=== RECORDED DATA ===
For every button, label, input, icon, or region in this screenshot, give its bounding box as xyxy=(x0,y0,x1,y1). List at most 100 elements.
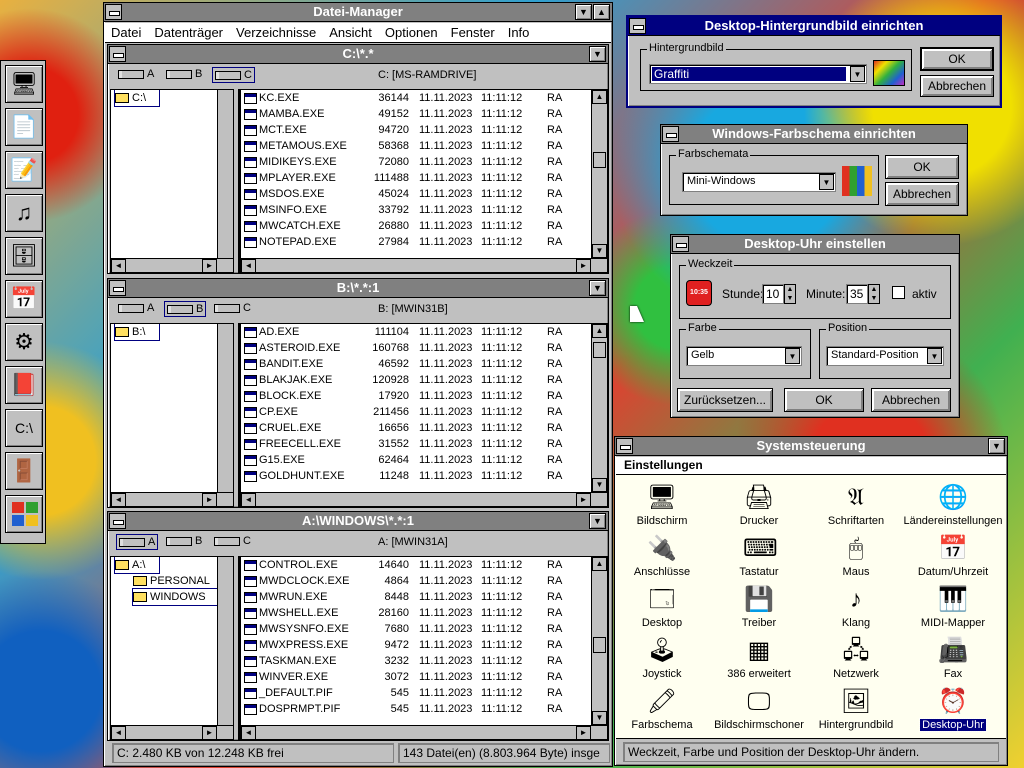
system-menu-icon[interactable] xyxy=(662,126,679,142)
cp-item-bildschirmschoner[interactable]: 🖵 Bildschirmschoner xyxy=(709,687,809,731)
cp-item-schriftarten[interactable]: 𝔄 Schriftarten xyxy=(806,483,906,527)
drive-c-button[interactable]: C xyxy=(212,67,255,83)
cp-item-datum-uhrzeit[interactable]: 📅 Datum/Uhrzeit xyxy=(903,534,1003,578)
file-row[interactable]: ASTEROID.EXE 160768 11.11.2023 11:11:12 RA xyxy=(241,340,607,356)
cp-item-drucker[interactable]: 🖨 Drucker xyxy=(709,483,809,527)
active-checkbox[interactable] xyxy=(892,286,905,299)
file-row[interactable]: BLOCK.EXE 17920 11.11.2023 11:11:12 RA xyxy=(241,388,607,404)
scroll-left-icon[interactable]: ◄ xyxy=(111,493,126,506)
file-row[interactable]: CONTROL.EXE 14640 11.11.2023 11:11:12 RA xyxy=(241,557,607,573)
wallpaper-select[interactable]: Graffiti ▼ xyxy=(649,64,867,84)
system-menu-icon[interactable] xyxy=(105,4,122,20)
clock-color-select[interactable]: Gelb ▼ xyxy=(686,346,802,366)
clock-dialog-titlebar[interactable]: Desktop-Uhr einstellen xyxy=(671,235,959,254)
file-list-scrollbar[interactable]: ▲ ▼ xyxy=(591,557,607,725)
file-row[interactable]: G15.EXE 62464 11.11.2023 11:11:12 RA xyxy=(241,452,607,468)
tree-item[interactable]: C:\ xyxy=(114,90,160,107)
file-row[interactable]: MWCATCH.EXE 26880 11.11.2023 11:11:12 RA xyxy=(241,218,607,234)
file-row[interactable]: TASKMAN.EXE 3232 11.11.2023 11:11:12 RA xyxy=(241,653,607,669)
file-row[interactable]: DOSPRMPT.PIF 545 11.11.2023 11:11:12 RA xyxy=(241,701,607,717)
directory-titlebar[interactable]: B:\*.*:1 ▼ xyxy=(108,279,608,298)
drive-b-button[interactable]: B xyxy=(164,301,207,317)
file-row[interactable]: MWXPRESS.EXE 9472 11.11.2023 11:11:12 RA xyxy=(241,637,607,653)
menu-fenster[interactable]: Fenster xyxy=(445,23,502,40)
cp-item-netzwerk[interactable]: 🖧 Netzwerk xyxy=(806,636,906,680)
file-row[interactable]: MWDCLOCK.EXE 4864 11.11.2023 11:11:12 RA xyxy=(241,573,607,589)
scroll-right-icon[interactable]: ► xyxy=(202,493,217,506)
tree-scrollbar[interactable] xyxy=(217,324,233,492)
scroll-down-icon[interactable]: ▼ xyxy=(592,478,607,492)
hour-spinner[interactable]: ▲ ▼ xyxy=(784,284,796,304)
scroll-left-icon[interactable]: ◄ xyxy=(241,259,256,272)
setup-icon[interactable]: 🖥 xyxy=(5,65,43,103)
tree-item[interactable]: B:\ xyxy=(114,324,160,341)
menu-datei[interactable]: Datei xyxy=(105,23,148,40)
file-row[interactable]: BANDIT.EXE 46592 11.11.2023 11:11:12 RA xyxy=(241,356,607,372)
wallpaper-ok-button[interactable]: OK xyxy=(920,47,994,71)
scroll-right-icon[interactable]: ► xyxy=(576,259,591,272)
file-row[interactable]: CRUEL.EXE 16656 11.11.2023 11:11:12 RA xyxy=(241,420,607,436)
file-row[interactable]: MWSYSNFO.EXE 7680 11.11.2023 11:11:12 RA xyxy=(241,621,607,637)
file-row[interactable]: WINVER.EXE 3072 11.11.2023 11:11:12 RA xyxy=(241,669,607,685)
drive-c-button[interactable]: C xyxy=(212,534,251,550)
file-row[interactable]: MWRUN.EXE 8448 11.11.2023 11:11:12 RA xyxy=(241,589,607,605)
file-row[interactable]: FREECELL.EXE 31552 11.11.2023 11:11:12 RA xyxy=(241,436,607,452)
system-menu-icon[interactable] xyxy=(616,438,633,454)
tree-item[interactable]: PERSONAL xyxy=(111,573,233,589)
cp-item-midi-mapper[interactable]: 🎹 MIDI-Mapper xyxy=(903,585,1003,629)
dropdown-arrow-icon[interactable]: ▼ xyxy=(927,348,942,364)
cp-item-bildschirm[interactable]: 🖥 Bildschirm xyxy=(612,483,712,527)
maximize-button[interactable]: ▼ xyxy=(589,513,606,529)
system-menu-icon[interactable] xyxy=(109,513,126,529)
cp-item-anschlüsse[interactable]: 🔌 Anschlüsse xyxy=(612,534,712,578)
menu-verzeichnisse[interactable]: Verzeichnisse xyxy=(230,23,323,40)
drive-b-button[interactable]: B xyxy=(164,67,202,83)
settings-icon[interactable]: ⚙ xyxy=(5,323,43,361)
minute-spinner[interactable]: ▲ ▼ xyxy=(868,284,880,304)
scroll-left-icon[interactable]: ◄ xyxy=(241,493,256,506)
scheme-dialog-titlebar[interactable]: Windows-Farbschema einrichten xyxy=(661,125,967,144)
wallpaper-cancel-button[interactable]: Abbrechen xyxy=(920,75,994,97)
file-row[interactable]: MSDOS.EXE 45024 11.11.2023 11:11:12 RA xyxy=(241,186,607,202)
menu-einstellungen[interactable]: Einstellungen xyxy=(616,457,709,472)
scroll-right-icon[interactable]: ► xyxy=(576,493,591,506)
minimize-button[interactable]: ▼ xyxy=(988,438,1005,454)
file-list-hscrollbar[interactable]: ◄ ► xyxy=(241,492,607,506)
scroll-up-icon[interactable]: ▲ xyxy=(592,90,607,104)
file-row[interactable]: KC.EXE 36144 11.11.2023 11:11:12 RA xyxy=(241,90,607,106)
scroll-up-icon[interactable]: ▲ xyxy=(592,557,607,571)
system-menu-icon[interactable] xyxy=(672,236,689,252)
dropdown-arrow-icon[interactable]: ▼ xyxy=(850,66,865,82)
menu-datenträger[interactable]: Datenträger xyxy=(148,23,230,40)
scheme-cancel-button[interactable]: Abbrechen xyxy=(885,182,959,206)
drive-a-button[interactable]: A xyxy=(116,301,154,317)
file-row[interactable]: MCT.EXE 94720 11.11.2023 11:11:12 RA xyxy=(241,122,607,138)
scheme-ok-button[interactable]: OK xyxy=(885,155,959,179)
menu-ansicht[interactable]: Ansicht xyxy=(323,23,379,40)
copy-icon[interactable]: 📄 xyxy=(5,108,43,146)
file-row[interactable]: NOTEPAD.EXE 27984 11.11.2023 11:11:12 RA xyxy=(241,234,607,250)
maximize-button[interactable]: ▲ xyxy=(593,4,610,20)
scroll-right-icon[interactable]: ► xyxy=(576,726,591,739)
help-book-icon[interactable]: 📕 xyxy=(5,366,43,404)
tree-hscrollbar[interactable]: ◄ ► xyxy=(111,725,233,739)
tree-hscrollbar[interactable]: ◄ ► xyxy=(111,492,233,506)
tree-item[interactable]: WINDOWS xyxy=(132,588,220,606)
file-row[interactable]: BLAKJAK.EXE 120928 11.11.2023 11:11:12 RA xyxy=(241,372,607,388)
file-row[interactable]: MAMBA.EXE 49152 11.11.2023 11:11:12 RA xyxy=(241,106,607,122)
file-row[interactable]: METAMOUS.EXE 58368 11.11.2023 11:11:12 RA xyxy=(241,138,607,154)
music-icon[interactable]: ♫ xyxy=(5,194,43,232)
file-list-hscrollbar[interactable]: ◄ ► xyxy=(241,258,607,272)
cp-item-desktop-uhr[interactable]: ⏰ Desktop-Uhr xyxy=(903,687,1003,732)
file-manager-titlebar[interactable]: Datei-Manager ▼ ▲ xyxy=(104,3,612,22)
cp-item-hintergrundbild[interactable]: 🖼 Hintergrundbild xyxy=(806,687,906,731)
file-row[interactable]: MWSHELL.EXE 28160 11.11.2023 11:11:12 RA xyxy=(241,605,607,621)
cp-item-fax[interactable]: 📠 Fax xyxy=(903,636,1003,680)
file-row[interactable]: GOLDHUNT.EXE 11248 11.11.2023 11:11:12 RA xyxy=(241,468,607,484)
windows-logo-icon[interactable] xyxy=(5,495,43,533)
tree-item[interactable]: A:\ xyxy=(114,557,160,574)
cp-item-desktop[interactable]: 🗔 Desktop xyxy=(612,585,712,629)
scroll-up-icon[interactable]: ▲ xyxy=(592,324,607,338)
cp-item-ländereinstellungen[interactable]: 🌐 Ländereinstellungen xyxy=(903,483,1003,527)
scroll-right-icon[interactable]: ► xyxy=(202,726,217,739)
===
— GIVEN EXERCISE —
Copy the records word for word, from the line with "system-menu-icon[interactable] xyxy=(662,126,679,142)" to the line with "scroll-right-icon[interactable]: ► xyxy=(202,493,217,506)".

— RESULT OF THE EXERCISE —
system-menu-icon[interactable] xyxy=(662,126,679,142)
cp-item-bildschirmschoner[interactable]: 🖵 Bildschirmschoner xyxy=(709,687,809,731)
cp-item-schriftarten[interactable]: 𝔄 Schriftarten xyxy=(806,483,906,527)
drive-c-button[interactable]: C xyxy=(212,67,255,83)
cp-item-datum-uhrzeit[interactable]: 📅 Datum/Uhrzeit xyxy=(903,534,1003,578)
file-row[interactable]: ASTEROID.EXE 160768 11.11.2023 11:11:12 RA xyxy=(241,340,607,356)
cp-item-drucker[interactable]: 🖨 Drucker xyxy=(709,483,809,527)
active-checkbox[interactable] xyxy=(892,286,905,299)
file-row[interactable]: BLOCK.EXE 17920 11.11.2023 11:11:12 RA xyxy=(241,388,607,404)
scroll-left-icon[interactable]: ◄ xyxy=(111,493,126,506)
file-row[interactable]: CONTROL.EXE 14640 11.11.2023 11:11:12 RA xyxy=(241,557,607,573)
wallpaper-select[interactable]: Graffiti ▼ xyxy=(649,64,867,84)
system-menu-icon[interactable] xyxy=(105,4,122,20)
clock-color-select[interactable]: Gelb ▼ xyxy=(686,346,802,366)
clock-dialog-titlebar[interactable]: Desktop-Uhr einstellen xyxy=(671,235,959,254)
file-list-scrollbar[interactable]: ▲ ▼ xyxy=(591,557,607,725)
file-row[interactable]: G15.EXE 62464 11.11.2023 11:11:12 RA xyxy=(241,452,607,468)
tree-item[interactable]: C:\ xyxy=(114,90,160,107)
file-row[interactable]: MWCATCH.EXE 26880 11.11.2023 11:11:12 RA xyxy=(241,218,607,234)
file-row[interactable]: TASKMAN.EXE 3232 11.11.2023 11:11:12 RA xyxy=(241,653,607,669)
file-row[interactable]: DOSPRMPT.PIF 545 11.11.2023 11:11:12 RA xyxy=(241,701,607,717)
directory-titlebar[interactable]: B:\*.*:1 ▼ xyxy=(108,279,608,298)
drive-b-button[interactable]: B xyxy=(164,301,207,317)
file-row[interactable]: MWXPRESS.EXE 9472 11.11.2023 11:11:12 RA xyxy=(241,637,607,653)
menu-fenster[interactable]: Fenster xyxy=(445,23,502,40)
cp-item-netzwerk[interactable]: 🖧 Netzwerk xyxy=(806,636,906,680)
file-row[interactable]: MWDCLOCK.EXE 4864 11.11.2023 11:11:12 RA xyxy=(241,573,607,589)
scroll-right-icon[interactable]: ► xyxy=(202,493,217,506)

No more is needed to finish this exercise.